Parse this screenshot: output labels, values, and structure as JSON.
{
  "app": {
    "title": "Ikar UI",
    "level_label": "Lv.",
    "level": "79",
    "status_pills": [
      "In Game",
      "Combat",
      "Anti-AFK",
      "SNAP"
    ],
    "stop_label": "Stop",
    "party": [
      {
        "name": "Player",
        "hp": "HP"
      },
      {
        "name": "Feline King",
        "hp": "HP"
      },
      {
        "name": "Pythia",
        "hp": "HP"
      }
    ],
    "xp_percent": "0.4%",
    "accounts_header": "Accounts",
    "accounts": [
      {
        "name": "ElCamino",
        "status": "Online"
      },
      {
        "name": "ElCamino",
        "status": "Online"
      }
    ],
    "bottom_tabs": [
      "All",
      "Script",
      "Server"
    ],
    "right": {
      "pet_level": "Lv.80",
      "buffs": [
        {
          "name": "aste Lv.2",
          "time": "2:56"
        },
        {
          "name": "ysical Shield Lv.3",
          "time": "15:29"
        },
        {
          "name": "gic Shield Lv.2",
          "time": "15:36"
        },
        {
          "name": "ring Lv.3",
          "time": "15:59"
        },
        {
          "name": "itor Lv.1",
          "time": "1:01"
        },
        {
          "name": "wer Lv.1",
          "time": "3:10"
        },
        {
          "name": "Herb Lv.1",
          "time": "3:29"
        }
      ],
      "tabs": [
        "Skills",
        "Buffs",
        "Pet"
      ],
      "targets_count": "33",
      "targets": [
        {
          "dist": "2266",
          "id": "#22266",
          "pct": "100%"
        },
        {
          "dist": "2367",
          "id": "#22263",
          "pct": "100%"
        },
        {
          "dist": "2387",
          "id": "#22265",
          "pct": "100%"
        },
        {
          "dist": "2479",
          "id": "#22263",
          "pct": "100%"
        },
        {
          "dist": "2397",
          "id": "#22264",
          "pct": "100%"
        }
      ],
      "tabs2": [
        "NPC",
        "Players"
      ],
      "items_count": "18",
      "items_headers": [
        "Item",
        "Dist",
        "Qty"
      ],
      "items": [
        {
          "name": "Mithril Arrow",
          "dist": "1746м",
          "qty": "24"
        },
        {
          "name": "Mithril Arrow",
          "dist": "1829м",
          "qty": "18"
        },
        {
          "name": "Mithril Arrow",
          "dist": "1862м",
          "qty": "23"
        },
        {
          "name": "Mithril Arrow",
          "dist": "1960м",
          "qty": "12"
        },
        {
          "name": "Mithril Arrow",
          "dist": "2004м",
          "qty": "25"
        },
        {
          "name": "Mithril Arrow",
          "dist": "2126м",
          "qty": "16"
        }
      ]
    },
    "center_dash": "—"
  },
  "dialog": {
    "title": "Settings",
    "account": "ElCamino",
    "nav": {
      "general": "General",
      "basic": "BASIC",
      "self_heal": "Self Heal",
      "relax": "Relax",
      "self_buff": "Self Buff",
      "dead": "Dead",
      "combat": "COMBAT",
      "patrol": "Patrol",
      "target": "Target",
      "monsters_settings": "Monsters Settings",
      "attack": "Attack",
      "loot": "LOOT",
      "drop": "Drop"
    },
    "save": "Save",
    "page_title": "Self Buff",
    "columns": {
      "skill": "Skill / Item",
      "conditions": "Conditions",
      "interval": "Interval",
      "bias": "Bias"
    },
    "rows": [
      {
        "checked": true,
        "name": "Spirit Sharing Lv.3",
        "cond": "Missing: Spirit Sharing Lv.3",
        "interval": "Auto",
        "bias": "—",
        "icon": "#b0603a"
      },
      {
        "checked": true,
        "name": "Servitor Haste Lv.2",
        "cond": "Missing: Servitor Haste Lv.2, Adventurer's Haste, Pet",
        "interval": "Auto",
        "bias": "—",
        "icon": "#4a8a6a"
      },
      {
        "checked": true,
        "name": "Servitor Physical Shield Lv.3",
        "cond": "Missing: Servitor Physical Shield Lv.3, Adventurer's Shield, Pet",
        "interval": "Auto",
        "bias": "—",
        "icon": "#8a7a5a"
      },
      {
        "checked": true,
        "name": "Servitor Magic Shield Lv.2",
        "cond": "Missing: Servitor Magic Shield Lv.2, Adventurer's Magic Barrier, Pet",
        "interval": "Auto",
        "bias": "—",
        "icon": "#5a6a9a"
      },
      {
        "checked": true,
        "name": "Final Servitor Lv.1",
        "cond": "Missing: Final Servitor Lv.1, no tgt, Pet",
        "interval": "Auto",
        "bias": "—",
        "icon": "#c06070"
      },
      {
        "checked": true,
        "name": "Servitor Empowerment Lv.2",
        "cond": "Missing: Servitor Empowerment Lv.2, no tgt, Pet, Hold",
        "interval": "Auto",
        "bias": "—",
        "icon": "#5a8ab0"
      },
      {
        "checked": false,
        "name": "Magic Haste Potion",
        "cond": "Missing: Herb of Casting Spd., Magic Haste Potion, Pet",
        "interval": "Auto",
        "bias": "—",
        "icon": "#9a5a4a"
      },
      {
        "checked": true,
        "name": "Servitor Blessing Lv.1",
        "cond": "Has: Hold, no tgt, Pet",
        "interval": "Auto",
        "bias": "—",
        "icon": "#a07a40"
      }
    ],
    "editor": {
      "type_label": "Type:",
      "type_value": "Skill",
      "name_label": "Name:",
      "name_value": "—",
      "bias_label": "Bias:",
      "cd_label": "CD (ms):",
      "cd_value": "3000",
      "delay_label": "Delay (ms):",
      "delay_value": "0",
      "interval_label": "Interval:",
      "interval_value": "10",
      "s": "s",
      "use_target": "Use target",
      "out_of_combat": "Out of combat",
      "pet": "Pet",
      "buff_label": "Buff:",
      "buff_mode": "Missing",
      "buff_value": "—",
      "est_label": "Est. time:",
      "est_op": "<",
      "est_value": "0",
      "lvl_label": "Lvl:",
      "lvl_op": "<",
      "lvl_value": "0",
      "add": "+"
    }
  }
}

Your objective: Print every entry exactly as it appears.

Response below:
Parse this screenshot: output labels, values, and structure as JSON.
{
  "app": {
    "title": "Ikar UI",
    "level_label": "Lv.",
    "level": "79",
    "status_pills": [
      "In Game",
      "Combat",
      "Anti-AFK",
      "SNAP"
    ],
    "stop_label": "Stop",
    "party": [
      {
        "name": "Player",
        "hp": "HP"
      },
      {
        "name": "Feline King",
        "hp": "HP"
      },
      {
        "name": "Pythia",
        "hp": "HP"
      }
    ],
    "xp_percent": "0.4%",
    "accounts_header": "Accounts",
    "accounts": [
      {
        "name": "ElCamino",
        "status": "Online"
      },
      {
        "name": "ElCamino",
        "status": "Online"
      }
    ],
    "bottom_tabs": [
      "All",
      "Script",
      "Server"
    ],
    "right": {
      "pet_level": "Lv.80",
      "buffs": [
        {
          "name": "aste Lv.2",
          "time": "2:56"
        },
        {
          "name": "ysical Shield Lv.3",
          "time": "15:29"
        },
        {
          "name": "gic Shield Lv.2",
          "time": "15:36"
        },
        {
          "name": "ring Lv.3",
          "time": "15:59"
        },
        {
          "name": "itor Lv.1",
          "time": "1:01"
        },
        {
          "name": "wer Lv.1",
          "time": "3:10"
        },
        {
          "name": "Herb Lv.1",
          "time": "3:29"
        }
      ],
      "tabs": [
        "Skills",
        "Buffs",
        "Pet"
      ],
      "targets_count": "33",
      "targets": [
        {
          "dist": "2266",
          "id": "#22266",
          "pct": "100%"
        },
        {
          "dist": "2367",
          "id": "#22263",
          "pct": "100%"
        },
        {
          "dist": "2387",
          "id": "#22265",
          "pct": "100%"
        },
        {
          "dist": "2479",
          "id": "#22263",
          "pct": "100%"
        },
        {
          "dist": "2397",
          "id": "#22264",
          "pct": "100%"
        }
      ],
      "tabs2": [
        "NPC",
        "Players"
      ],
      "items_count": "18",
      "items_headers": [
        "Item",
        "Dist",
        "Qty"
      ],
      "items": [
        {
          "name": "Mithril Arrow",
          "dist": "1746м",
          "qty": "24"
        },
        {
          "name": "Mithril Arrow",
          "dist": "1829м",
          "qty": "18"
        },
        {
          "name": "Mithril Arrow",
          "dist": "1862м",
          "qty": "23"
        },
        {
          "name": "Mithril Arrow",
          "dist": "1960м",
          "qty": "12"
        },
        {
          "name": "Mithril Arrow",
          "dist": "2004м",
          "qty": "25"
        },
        {
          "name": "Mithril Arrow",
          "dist": "2126м",
          "qty": "16"
        }
      ]
    },
    "center_dash": "—"
  },
  "dialog": {
    "title": "Settings",
    "account": "ElCamino",
    "nav": {
      "general": "General",
      "basic": "BASIC",
      "self_heal": "Self Heal",
      "relax": "Relax",
      "self_buff": "Self Buff",
      "dead": "Dead",
      "combat": "COMBAT",
      "patrol": "Patrol",
      "target": "Target",
      "monsters_settings": "Monsters Settings",
      "attack": "Attack",
      "loot": "LOOT",
      "drop": "Drop"
    },
    "save": "Save",
    "page_title": "Self Buff",
    "columns": {
      "skill": "Skill / Item",
      "conditions": "Conditions",
      "interval": "Interval",
      "bias": "Bias"
    },
    "rows": [
      {
        "checked": true,
        "name": "Spirit Sharing Lv.3",
        "cond": "Missing: Spirit Sharing Lv.3",
        "interval": "Auto",
        "bias": "—",
        "icon": "#b0603a"
      },
      {
        "checked": true,
        "name": "Servitor Haste Lv.2",
        "cond": "Missing: Servitor Haste Lv.2, Adventurer's Haste, Pet",
        "interval": "Auto",
        "bias": "—",
        "icon": "#4a8a6a"
      },
      {
        "checked": true,
        "name": "Servitor Physical Shield Lv.3",
        "cond": "Missing: Servitor Physical Shield Lv.3, Adventurer's Shield, Pet",
        "interval": "Auto",
        "bias": "—",
        "icon": "#8a7a5a"
      },
      {
        "checked": true,
        "name": "Servitor Magic Shield Lv.2",
        "cond": "Missing: Servitor Magic Shield Lv.2, Adventurer's Magic Barrier, Pet",
        "interval": "Auto",
        "bias": "—",
        "icon": "#5a6a9a"
      },
      {
        "checked": true,
        "name": "Final Servitor Lv.1",
        "cond": "Missing: Final Servitor Lv.1, no tgt, Pet",
        "interval": "Auto",
        "bias": "—",
        "icon": "#c06070"
      },
      {
        "checked": true,
        "name": "Servitor Empowerment Lv.2",
        "cond": "Missing: Servitor Empowerment Lv.2, no tgt, Pet, Hold",
        "interval": "Auto",
        "bias": "—",
        "icon": "#5a8ab0"
      },
      {
        "checked": false,
        "name": "Magic Haste Potion",
        "cond": "Missing: Herb of Casting Spd., Magic Haste Potion, Pet",
        "interval": "Auto",
        "bias": "—",
        "icon": "#9a5a4a"
      },
      {
        "checked": true,
        "name": "Servitor Blessing Lv.1",
        "cond": "Has: Hold, no tgt, Pet",
        "interval": "Auto",
        "bias": "—",
        "icon": "#a07a40"
      }
    ],
    "editor": {
      "type_label": "Type:",
      "type_value": "Skill",
      "name_label": "Name:",
      "name_value": "—",
      "bias_label": "Bias:",
      "cd_label": "CD (ms):",
      "cd_value": "3000",
      "delay_label": "Delay (ms):",
      "delay_value": "0",
      "interval_label": "Interval:",
      "interval_value": "10",
      "s": "s",
      "use_target": "Use target",
      "out_of_combat": "Out of combat",
      "pet": "Pet",
      "buff_label": "Buff:",
      "buff_mode": "Missing",
      "buff_value": "—",
      "est_label": "Est. time:",
      "est_op": "<",
      "est_value": "0",
      "lvl_label": "Lvl:",
      "lvl_op": "<",
      "lvl_value": "0",
      "add": "+"
    }
  }
}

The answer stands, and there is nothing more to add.